Where does the string "Franco" appear? Copy every line of the entries below that holds it.

========================

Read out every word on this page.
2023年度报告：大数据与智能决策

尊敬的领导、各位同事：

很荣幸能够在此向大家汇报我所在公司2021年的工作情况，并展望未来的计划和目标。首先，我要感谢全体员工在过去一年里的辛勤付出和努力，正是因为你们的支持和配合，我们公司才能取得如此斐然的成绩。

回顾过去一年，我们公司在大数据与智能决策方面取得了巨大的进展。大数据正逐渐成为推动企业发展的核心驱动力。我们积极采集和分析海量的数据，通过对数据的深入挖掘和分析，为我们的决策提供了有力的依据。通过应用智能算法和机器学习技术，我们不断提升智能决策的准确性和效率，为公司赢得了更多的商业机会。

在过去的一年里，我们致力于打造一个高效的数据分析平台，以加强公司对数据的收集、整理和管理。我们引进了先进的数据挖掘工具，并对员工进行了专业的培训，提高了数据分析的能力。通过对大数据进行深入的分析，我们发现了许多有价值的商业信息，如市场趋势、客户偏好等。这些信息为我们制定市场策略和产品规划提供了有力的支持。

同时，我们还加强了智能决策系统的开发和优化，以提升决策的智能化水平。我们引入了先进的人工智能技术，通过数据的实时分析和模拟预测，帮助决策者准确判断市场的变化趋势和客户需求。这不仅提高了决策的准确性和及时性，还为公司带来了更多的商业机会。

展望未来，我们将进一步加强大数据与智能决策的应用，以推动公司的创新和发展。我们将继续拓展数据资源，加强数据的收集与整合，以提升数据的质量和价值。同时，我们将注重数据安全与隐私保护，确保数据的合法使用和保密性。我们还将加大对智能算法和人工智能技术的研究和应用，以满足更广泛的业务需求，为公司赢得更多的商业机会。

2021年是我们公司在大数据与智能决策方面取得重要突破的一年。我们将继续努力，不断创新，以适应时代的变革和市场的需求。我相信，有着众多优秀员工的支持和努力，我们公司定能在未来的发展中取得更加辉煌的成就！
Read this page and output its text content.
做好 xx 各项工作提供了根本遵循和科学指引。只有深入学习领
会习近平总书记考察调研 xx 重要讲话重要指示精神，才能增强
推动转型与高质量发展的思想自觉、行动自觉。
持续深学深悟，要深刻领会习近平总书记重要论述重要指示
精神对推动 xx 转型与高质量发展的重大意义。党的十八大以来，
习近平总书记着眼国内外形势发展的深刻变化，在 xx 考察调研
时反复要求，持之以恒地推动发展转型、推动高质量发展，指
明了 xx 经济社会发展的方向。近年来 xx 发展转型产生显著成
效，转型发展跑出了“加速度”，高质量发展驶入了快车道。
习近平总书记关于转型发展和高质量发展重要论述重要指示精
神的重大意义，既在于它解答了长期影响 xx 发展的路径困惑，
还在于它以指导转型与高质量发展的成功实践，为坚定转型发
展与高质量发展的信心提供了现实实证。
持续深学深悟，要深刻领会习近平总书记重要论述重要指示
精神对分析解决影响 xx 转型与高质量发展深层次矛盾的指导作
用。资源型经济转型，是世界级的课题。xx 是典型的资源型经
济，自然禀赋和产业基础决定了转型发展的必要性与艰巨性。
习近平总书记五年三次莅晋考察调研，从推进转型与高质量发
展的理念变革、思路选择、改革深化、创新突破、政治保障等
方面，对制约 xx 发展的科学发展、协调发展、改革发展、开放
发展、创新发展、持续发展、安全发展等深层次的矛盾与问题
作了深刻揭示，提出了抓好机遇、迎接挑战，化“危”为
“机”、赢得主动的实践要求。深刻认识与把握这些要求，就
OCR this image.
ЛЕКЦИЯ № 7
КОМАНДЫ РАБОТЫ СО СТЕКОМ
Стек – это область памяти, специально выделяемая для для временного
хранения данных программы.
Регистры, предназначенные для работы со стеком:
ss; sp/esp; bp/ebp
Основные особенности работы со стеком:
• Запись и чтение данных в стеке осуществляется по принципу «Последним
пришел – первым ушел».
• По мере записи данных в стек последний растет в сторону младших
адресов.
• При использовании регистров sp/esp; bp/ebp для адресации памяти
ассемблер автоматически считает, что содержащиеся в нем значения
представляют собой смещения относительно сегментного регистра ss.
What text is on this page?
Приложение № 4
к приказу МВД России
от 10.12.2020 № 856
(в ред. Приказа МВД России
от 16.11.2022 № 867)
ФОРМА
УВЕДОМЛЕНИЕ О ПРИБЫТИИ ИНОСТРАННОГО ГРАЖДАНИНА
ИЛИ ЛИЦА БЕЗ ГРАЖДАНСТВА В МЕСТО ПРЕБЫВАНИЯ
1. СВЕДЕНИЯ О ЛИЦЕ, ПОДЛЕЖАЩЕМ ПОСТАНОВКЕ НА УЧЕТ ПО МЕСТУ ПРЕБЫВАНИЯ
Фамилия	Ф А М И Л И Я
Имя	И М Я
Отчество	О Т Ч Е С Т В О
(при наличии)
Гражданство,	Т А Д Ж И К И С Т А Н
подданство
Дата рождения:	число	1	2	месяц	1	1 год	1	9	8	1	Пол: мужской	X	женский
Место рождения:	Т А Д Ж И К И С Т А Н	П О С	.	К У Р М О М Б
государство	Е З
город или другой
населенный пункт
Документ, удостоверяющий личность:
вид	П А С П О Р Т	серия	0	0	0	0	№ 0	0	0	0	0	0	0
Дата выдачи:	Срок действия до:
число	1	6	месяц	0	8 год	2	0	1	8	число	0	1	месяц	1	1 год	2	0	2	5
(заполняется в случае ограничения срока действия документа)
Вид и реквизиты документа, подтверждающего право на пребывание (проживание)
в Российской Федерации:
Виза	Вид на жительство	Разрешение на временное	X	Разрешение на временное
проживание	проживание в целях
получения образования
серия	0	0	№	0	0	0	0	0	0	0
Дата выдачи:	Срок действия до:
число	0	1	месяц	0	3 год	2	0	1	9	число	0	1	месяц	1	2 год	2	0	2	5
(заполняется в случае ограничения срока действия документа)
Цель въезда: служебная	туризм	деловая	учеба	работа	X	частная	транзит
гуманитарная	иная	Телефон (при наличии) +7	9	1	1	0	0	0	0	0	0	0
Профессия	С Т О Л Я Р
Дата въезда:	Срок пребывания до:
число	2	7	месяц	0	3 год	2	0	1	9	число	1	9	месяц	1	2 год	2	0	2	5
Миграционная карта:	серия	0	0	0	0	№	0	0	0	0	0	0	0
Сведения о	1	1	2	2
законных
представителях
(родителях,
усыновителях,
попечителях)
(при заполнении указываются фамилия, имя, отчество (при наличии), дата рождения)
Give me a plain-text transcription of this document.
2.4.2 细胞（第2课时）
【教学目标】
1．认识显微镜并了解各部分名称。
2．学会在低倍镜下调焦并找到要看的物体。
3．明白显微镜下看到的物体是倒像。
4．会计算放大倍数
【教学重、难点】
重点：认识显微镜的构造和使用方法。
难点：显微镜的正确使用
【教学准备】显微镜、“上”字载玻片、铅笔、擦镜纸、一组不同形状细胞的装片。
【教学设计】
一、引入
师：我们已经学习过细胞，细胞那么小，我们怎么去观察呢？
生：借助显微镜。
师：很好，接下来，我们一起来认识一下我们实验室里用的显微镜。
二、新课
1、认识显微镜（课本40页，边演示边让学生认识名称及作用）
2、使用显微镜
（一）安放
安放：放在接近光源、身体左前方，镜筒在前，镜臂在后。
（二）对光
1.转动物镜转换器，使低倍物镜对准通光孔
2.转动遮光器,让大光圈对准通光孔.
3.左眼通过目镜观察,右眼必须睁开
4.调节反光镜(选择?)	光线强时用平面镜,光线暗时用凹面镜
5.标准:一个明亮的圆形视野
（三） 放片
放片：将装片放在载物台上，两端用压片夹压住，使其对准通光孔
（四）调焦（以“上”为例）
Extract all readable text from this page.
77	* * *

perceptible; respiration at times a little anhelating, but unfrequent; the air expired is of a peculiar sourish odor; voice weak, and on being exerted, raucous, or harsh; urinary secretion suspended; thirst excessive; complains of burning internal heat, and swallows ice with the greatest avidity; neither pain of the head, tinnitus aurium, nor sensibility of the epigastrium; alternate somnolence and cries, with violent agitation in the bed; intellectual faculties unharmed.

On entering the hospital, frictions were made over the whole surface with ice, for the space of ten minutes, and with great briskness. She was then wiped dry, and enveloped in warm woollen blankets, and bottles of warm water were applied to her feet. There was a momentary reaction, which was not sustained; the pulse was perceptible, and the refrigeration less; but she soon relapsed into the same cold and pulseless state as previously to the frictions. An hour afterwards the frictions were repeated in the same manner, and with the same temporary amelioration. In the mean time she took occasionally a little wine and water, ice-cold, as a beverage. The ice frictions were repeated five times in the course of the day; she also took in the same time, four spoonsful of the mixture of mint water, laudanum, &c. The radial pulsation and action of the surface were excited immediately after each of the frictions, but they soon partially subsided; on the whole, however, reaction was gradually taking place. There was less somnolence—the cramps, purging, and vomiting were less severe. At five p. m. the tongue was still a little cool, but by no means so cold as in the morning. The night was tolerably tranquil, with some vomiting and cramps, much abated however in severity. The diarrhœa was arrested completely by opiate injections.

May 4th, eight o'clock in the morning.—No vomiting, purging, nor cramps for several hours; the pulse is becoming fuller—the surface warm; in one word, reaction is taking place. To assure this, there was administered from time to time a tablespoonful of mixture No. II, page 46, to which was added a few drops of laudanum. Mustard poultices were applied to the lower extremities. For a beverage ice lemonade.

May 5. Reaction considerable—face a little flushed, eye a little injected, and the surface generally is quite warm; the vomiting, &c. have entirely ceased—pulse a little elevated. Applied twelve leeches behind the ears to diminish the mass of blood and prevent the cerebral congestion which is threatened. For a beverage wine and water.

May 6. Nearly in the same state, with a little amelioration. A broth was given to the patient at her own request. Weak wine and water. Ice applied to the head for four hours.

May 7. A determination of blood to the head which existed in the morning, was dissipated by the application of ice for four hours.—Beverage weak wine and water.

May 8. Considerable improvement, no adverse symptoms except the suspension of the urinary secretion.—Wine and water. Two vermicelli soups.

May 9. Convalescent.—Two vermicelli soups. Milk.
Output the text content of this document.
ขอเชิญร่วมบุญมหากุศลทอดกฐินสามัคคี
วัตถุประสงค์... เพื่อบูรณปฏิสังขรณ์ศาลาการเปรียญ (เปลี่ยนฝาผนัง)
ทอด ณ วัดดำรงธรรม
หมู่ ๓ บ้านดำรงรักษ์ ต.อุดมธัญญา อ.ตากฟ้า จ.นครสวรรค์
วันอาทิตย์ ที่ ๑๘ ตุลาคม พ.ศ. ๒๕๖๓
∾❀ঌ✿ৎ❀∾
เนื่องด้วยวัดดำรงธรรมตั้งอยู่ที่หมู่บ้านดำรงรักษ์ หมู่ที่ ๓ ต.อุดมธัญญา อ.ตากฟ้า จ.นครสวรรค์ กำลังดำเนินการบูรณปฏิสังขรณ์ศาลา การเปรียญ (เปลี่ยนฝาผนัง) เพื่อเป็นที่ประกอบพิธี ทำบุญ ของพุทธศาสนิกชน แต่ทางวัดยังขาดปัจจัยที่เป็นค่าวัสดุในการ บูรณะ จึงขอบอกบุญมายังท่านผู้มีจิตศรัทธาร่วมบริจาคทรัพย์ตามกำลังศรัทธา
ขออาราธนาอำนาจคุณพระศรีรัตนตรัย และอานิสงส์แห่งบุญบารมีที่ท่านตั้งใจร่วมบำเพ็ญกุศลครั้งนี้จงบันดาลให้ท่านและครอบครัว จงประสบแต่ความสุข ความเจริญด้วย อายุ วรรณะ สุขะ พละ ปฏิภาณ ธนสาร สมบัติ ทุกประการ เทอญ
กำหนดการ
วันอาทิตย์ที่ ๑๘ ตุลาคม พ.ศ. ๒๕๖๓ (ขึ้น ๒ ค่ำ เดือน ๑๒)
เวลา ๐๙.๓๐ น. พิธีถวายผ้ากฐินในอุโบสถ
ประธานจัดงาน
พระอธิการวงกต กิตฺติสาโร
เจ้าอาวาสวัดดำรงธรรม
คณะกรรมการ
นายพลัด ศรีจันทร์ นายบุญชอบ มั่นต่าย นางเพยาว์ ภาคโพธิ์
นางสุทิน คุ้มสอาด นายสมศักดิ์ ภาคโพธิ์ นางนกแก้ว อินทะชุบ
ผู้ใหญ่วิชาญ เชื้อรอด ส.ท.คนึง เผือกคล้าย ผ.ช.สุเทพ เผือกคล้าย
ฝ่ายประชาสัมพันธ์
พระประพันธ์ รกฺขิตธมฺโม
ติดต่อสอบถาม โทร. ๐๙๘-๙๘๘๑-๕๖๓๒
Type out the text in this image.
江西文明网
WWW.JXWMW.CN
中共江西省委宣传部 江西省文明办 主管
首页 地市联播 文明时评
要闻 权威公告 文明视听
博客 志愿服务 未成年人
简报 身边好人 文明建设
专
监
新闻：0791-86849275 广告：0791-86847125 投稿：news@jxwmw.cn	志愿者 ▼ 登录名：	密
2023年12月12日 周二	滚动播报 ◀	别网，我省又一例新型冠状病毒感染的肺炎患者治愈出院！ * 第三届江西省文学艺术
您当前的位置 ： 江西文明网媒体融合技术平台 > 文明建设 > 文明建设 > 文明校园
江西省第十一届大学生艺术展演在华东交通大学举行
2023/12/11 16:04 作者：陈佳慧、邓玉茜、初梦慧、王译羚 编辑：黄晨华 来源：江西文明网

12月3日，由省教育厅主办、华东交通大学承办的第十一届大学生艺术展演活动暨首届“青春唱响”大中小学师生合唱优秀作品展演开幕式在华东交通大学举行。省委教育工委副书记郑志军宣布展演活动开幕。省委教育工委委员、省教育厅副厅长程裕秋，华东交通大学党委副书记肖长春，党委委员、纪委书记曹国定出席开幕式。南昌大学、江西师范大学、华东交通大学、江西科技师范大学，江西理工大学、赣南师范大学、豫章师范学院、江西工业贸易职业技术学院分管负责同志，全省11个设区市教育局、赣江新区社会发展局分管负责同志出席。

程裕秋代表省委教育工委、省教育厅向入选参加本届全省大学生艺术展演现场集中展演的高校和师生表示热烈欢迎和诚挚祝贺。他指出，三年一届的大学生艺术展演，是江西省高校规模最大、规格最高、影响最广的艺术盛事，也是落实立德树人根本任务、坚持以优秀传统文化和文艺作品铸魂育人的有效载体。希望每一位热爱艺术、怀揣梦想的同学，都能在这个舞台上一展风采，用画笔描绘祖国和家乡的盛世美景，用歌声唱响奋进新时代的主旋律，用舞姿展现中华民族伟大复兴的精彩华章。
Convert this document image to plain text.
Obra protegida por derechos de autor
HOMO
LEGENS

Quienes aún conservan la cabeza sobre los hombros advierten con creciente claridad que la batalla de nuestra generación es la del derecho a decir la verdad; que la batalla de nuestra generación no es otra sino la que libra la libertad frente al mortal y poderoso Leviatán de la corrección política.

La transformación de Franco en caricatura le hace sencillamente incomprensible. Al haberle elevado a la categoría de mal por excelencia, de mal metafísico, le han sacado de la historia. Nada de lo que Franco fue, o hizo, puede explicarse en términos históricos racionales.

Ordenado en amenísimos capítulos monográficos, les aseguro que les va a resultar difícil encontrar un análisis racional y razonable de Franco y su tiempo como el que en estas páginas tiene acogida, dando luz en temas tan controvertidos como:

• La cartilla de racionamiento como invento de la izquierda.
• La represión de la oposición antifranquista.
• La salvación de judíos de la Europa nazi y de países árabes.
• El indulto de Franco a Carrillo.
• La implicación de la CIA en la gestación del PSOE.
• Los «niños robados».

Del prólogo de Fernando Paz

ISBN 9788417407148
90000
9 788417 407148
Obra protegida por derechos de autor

========================

### [RIGHT ANSWER]
La transformación de Franco en caricatura le hace sencillamente incomprensible. Al haberle elevado a la categoría de mal por excelencia, de mal metafísico, le han sacado de la historia. Nada de lo que Franco fue, o hizo, puede explicarse en términos históricos racionales.
Ordenado en amenísimos capítulos monográficos, les aseguro que les va a resultar difícil encontrar un análisis racional y razonable de Franco y su tiempo como el que en estas páginas tiene acogida, dando luz en temas tan controvertidos como:
• El indulto de Franco a Carrillo.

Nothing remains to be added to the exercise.